--- begin Stored data ---

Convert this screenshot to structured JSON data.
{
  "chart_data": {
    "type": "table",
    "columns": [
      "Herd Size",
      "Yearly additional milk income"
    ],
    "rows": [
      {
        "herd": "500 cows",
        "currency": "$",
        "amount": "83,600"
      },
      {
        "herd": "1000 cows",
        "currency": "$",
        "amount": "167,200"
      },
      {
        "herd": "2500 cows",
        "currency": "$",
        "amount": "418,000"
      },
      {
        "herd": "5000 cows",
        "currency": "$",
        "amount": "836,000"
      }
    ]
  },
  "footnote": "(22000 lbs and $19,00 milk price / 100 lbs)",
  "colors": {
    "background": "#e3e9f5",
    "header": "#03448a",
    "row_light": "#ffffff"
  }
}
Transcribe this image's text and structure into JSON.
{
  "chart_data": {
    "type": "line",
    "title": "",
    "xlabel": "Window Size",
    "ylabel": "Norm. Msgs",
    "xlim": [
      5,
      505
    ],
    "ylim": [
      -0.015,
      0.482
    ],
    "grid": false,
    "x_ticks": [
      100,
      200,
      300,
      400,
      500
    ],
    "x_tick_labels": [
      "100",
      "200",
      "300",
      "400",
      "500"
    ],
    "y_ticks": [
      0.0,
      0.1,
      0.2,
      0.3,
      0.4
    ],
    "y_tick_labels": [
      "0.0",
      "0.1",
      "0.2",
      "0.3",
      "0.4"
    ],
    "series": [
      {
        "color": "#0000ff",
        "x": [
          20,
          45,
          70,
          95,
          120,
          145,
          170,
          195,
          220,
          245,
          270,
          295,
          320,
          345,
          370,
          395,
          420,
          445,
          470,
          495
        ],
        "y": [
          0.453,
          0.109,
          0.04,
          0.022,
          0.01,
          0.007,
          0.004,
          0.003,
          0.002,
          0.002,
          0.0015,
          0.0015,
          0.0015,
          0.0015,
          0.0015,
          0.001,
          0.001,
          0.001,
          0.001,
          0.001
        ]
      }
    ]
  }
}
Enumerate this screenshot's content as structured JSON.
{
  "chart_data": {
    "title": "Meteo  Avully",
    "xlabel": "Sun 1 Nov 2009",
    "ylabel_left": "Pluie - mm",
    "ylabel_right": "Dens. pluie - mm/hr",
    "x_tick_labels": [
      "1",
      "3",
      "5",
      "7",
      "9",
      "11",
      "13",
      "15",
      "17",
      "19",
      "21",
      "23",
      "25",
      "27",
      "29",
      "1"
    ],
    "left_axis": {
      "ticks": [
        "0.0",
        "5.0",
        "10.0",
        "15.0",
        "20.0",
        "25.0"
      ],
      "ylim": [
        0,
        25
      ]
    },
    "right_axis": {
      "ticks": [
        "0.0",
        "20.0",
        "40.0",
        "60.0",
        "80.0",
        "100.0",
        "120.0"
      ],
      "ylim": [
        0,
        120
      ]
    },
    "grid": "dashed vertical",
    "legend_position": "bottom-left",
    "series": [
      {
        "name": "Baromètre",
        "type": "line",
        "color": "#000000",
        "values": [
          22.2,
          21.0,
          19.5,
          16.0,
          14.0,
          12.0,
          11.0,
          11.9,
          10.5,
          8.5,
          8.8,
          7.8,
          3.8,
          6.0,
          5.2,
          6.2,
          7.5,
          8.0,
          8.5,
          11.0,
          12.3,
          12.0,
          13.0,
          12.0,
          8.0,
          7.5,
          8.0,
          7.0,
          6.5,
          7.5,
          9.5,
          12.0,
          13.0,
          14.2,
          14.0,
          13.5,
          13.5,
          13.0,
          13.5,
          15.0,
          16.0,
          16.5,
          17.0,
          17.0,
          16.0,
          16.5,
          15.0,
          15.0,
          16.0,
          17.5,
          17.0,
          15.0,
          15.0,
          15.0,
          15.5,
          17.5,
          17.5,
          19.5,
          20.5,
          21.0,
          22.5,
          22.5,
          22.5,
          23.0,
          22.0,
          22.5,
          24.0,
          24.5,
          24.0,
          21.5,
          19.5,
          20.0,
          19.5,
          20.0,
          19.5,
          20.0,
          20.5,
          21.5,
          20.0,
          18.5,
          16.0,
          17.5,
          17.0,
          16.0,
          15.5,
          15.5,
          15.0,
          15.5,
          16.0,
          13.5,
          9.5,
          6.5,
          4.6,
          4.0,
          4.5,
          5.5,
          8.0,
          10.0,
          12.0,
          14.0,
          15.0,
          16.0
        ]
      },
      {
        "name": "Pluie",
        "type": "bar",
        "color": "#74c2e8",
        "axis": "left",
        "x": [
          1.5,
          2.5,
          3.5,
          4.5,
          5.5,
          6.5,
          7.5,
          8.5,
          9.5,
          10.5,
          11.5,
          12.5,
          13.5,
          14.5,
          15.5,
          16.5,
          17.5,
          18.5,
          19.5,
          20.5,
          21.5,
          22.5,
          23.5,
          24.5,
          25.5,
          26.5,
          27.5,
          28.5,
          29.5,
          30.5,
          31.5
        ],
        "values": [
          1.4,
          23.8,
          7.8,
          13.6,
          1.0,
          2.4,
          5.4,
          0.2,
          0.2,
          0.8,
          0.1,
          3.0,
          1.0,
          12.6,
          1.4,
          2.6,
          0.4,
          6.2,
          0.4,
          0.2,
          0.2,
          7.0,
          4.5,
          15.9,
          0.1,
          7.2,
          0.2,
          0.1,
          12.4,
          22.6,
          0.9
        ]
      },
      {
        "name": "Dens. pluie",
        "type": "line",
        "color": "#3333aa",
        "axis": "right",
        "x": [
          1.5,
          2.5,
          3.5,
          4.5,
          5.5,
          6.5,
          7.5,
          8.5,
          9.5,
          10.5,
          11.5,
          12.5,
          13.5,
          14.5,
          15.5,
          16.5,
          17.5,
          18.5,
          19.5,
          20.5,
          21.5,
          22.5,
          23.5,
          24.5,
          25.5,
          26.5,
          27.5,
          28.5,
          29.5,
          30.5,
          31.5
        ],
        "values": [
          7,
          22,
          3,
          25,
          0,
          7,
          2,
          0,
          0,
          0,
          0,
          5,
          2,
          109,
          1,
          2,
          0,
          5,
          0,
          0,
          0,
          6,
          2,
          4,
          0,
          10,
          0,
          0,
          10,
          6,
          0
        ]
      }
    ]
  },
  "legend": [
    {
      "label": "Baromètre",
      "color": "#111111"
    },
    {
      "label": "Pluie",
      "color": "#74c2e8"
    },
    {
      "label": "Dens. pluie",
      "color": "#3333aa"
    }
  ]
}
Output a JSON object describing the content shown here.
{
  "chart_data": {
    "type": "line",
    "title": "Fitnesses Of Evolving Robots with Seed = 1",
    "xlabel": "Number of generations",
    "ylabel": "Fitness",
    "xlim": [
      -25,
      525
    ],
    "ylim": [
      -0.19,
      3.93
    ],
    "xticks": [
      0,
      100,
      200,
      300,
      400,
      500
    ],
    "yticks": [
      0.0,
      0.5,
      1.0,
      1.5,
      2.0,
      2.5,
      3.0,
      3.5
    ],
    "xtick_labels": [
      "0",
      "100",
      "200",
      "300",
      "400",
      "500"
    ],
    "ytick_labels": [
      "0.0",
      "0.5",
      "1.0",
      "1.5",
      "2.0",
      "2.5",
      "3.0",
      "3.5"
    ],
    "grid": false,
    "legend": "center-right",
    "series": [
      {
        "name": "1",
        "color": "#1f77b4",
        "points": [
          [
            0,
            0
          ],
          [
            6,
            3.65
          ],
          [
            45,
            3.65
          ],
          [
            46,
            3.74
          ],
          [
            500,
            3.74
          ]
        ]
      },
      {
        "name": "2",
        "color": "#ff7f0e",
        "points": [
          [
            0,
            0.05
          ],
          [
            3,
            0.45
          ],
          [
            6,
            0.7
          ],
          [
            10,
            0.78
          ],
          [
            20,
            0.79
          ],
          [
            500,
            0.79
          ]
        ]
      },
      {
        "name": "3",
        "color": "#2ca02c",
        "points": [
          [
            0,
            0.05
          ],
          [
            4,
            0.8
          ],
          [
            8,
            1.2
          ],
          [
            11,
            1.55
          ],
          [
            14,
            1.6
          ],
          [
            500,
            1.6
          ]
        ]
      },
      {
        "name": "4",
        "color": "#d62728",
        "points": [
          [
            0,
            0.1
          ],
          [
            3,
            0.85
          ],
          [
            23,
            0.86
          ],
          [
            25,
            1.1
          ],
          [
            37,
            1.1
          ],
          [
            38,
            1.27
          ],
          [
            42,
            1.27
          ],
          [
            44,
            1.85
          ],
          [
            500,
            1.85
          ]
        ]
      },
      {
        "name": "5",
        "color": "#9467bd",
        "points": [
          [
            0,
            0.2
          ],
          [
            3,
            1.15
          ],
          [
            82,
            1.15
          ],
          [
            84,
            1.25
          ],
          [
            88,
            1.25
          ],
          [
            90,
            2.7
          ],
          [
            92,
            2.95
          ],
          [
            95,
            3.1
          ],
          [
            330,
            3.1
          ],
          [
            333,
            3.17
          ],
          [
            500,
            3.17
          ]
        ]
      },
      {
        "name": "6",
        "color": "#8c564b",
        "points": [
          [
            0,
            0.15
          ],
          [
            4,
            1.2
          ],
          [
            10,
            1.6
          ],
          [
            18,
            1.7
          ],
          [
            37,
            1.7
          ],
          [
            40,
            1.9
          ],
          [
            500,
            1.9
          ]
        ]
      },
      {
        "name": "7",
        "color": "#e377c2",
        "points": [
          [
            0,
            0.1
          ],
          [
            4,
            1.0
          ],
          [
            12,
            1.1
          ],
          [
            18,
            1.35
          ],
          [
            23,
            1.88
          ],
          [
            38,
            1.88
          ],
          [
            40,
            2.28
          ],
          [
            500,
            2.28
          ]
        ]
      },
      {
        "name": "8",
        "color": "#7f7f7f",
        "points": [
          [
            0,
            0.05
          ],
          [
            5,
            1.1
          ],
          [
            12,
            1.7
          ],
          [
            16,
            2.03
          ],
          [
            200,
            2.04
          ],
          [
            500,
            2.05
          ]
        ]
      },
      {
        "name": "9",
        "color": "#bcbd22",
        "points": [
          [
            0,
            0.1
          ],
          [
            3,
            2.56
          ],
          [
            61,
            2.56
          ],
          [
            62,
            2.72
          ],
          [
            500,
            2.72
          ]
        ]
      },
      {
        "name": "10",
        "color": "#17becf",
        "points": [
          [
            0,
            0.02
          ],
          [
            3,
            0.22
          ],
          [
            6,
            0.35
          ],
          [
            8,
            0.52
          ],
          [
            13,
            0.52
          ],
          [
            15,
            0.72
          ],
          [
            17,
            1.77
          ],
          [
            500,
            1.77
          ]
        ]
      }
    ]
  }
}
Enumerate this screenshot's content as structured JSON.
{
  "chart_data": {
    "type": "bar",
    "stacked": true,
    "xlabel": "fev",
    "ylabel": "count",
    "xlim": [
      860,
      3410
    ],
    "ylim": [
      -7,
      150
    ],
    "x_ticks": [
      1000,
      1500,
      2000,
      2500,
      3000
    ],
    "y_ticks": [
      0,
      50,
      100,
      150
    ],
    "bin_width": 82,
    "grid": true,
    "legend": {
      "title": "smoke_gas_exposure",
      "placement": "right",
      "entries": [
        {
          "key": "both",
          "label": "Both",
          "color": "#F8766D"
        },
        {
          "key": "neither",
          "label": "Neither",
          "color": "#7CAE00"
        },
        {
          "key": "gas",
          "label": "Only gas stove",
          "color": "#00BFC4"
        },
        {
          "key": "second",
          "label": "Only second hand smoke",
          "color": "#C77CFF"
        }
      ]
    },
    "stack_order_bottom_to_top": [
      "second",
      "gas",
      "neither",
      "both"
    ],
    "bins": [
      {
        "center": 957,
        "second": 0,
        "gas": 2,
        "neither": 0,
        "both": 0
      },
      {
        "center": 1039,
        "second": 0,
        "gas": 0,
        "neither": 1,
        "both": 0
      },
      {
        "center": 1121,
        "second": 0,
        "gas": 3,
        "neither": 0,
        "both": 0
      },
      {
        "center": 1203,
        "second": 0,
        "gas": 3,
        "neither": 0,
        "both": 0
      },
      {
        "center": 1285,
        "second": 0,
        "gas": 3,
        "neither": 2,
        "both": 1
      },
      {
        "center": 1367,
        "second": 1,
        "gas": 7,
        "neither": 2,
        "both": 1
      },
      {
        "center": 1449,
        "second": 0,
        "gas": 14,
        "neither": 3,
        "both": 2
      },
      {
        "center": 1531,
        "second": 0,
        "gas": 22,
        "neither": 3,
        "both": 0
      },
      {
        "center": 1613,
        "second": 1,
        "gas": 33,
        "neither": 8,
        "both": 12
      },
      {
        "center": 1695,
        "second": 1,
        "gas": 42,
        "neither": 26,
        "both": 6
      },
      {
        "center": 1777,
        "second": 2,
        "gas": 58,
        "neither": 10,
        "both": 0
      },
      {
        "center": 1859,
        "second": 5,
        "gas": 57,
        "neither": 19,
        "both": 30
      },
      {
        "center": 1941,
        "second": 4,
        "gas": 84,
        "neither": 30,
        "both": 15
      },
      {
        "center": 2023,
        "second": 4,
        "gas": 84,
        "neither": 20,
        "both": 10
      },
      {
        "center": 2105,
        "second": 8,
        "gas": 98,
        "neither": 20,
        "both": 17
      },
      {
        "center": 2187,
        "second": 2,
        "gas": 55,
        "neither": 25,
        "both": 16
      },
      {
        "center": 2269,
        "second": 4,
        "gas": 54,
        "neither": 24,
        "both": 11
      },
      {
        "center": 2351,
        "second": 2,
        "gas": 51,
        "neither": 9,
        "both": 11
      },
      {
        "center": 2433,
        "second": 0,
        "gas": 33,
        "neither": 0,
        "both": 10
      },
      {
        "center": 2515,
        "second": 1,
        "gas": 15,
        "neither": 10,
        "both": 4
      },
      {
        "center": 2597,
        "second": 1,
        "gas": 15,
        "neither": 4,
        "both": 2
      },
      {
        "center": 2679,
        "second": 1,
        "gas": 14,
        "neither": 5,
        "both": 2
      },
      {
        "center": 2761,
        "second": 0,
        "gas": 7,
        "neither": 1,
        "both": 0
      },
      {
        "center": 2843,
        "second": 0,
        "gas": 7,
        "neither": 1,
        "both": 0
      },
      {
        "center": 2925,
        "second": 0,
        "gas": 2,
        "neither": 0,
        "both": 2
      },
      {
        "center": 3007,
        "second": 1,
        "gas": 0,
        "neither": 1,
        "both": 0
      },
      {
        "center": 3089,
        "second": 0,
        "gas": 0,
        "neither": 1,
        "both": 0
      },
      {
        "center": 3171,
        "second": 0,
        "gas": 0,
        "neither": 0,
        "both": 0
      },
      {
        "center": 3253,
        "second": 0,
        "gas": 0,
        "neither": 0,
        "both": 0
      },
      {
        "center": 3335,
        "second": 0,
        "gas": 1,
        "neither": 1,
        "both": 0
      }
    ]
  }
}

--- end Stored data ---

Set problem:
List all lines from the entries that include the word "JSON".

Written response:
Convert this screenshot to structured JSON data.
Transcribe this image's text and structure into JSON.
Enumerate this screenshot's content as structured JSON.
Output a JSON object describing the content shown here.
Enumerate this screenshot's content as structured JSON.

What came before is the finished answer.